TASK TO CARRY OUT: Pull out every line with the word "Член" from the entries below.

DATA FOR THE TASK:

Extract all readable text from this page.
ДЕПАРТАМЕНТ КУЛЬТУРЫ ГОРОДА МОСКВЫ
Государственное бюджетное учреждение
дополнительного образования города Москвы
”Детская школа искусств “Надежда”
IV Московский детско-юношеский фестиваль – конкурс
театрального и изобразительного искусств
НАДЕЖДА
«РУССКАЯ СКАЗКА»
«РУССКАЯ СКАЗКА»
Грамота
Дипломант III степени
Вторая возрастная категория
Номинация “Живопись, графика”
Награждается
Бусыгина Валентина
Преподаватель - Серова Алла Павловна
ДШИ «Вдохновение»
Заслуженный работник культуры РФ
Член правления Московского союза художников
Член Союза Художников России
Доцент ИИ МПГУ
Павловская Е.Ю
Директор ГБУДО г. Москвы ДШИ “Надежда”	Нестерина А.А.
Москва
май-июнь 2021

TASK SOLUTION:
Член правления Московского союза художников
Член Союза Художников России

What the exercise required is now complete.